■ WHAT IS NEEDED
The data must be returned in full and exactly as given.

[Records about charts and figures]
** BEGIN **

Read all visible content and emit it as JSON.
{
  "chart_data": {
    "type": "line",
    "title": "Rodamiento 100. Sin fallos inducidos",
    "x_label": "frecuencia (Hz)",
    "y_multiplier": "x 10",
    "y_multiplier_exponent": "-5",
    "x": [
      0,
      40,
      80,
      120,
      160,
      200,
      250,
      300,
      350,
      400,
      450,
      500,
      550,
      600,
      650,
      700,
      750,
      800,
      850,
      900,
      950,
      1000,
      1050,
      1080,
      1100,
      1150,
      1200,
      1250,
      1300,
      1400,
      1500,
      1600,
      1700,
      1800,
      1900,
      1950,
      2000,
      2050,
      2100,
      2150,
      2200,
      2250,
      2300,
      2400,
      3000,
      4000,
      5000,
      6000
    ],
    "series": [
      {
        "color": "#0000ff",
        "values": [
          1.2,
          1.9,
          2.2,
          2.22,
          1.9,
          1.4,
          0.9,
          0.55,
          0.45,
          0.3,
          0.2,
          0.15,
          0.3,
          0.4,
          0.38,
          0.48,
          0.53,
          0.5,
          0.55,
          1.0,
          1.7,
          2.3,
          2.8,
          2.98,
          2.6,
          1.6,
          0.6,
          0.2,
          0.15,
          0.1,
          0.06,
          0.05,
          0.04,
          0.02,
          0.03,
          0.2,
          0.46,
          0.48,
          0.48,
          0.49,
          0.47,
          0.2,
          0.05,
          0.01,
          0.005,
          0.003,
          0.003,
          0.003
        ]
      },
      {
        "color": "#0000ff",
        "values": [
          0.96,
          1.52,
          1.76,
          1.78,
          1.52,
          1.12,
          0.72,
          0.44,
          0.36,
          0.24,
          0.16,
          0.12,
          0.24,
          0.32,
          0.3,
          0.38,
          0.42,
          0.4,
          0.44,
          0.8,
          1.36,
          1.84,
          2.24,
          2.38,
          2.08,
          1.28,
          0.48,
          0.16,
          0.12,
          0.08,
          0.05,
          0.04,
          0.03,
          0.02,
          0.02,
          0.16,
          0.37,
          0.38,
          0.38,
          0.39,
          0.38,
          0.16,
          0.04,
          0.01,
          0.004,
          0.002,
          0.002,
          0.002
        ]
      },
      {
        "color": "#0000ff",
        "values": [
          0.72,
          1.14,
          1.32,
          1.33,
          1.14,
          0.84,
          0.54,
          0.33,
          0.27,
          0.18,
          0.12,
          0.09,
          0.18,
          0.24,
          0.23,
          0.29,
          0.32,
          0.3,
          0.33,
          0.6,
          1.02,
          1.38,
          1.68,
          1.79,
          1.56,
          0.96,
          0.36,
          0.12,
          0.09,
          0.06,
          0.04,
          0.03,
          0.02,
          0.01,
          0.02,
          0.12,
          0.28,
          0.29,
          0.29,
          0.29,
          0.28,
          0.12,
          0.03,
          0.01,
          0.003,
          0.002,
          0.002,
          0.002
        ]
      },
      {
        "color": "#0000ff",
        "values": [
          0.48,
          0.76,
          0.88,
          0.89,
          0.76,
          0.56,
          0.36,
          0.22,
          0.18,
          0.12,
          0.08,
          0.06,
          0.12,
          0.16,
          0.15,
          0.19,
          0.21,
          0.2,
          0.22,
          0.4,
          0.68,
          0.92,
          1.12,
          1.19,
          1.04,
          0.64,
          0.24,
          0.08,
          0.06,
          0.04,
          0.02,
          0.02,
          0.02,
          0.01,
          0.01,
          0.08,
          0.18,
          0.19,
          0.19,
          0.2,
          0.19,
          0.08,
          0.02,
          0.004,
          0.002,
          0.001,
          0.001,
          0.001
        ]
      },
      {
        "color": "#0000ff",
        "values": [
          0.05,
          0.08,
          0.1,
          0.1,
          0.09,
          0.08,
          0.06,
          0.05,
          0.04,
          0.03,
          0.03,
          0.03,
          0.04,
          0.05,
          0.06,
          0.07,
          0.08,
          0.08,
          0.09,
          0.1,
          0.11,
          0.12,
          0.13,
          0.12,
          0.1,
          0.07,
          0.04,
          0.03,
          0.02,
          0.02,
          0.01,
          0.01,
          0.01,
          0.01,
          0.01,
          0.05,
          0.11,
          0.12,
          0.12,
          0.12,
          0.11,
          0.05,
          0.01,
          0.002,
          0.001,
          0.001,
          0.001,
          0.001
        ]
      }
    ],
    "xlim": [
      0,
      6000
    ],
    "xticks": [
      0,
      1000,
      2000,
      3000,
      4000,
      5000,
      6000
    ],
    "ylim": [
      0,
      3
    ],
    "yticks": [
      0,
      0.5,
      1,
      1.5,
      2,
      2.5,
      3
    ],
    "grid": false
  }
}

** END **

■ FULL SOLUTION
Read all visible content and emit it as JSON.
{
  "chart_data": {
    "type": "line",
    "title": "Rodamiento 100. Sin fallos inducidos",
    "x_label": "frecuencia (Hz)",
    "y_multiplier": "x 10",
    "y_multiplier_exponent": "-5",
    "x": [
      0,
      40,
      80,
      120,
      160,
      200,
      250,
      300,
      350,
      400,
      450,
      500,
      550,
      600,
      650,
      700,
      750,
      800,
      850,
      900,
      950,
      1000,
      1050,
      1080,
      1100,
      1150,
      1200,
      1250,
      1300,
      1400,
      1500,
      1600,
      1700,
      1800,
      1900,
      1950,
      2000,
      2050,
      2100,
      2150,
      2200,
      2250,
      2300,
      2400,
      3000,
      4000,
      5000,
      6000
    ],
    "series": [
      {
        "color": "#0000ff",
        "values": [
          1.2,
          1.9,
          2.2,
          2.22,
          1.9,
          1.4,
          0.9,
          0.55,
          0.45,
          0.3,
          0.2,
          0.15,
          0.3,
          0.4,
          0.38,
          0.48,
          0.53,
          0.5,
          0.55,
          1.0,
          1.7,
          2.3,
          2.8,
          2.98,
          2.6,
          1.6,
          0.6,
          0.2,
          0.15,
          0.1,
          0.06,
          0.05,
          0.04,
          0.02,
          0.03,
          0.2,
          0.46,
          0.48,
          0.48,
          0.49,
          0.47,
          0.2,
          0.05,
          0.01,
          0.005,
          0.003,
          0.003,
          0.003
        ]
      },
      {
        "color": "#0000ff",
        "values": [
          0.96,
          1.52,
          1.76,
          1.78,
          1.52,
          1.12,
          0.72,
          0.44,
          0.36,
          0.24,
          0.16,
          0.12,
          0.24,
          0.32,
          0.3,
          0.38,
          0.42,
          0.4,
          0.44,
          0.8,
          1.36,
          1.84,
          2.24,
          2.38,
          2.08,
          1.28,
          0.48,
          0.16,
          0.12,
          0.08,
          0.05,
          0.04,
          0.03,
          0.02,
          0.02,
          0.16,
          0.37,
          0.38,
          0.38,
          0.39,
          0.38,
          0.16,
          0.04,
          0.01,
          0.004,
          0.002,
          0.002,
          0.002
        ]
      },
      {
        "color": "#0000ff",
        "values": [
          0.72,
          1.14,
          1.32,
          1.33,
          1.14,
          0.84,
          0.54,
          0.33,
          0.27,
          0.18,
          0.12,
          0.09,
          0.18,
          0.24,
          0.23,
          0.29,
          0.32,
          0.3,
          0.33,
          0.6,
          1.02,
          1.38,
          1.68,
          1.79,
          1.56,
          0.96,
          0.36,
          0.12,
          0.09,
          0.06,
          0.04,
          0.03,
          0.02,
          0.01,
          0.02,
          0.12,
          0.28,
          0.29,
          0.29,
          0.29,
          0.28,
          0.12,
          0.03,
          0.01,
          0.003,
          0.002,
          0.002,
          0.002
        ]
      },
      {
        "color": "#0000ff",
        "values": [
          0.48,
          0.76,
          0.88,
          0.89,
          0.76,
          0.56,
          0.36,
          0.22,
          0.18,
          0.12,
          0.08,
          0.06,
          0.12,
          0.16,
          0.15,
          0.19,
          0.21,
          0.2,
          0.22,
          0.4,
          0.68,
          0.92,
          1.12,
          1.19,
          1.04,
          0.64,
          0.24,
          0.08,
          0.06,
          0.04,
          0.02,
          0.02,
          0.02,
          0.01,
          0.01,
          0.08,
          0.18,
          0.19,
          0.19,
          0.2,
          0.19,
          0.08,
          0.02,
          0.004,
          0.002,
          0.001,
          0.001,
          0.001
        ]
      },
      {
        "color": "#0000ff",
        "values": [
          0.05,
          0.08,
          0.1,
          0.1,
          0.09,
          0.08,
          0.06,
          0.05,
          0.04,
          0.03,
          0.03,
          0.03,
          0.04,
          0.05,
          0.06,
          0.07,
          0.08,
          0.08,
          0.09,
          0.1,
          0.11,
          0.12,
          0.13,
          0.12,
          0.1,
          0.07,
          0.04,
          0.03,
          0.02,
          0.02,
          0.01,
          0.01,
          0.01,
          0.01,
          0.01,
          0.05,
          0.11,
          0.12,
          0.12,
          0.12,
          0.11,
          0.05,
          0.01,
          0.002,
          0.001,
          0.001,
          0.001,
          0.001
        ]
      }
    ],
    "xlim": [
      0,
      6000
    ],
    "xticks": [
      0,
      1000,
      2000,
      3000,
      4000,
      5000,
      6000
    ],
    "ylim": [
      0,
      3
    ],
    "yticks": [
      0,
      0.5,
      1,
      1.5,
      2,
      2.5,
      3
    ],
    "grid": false
  }
}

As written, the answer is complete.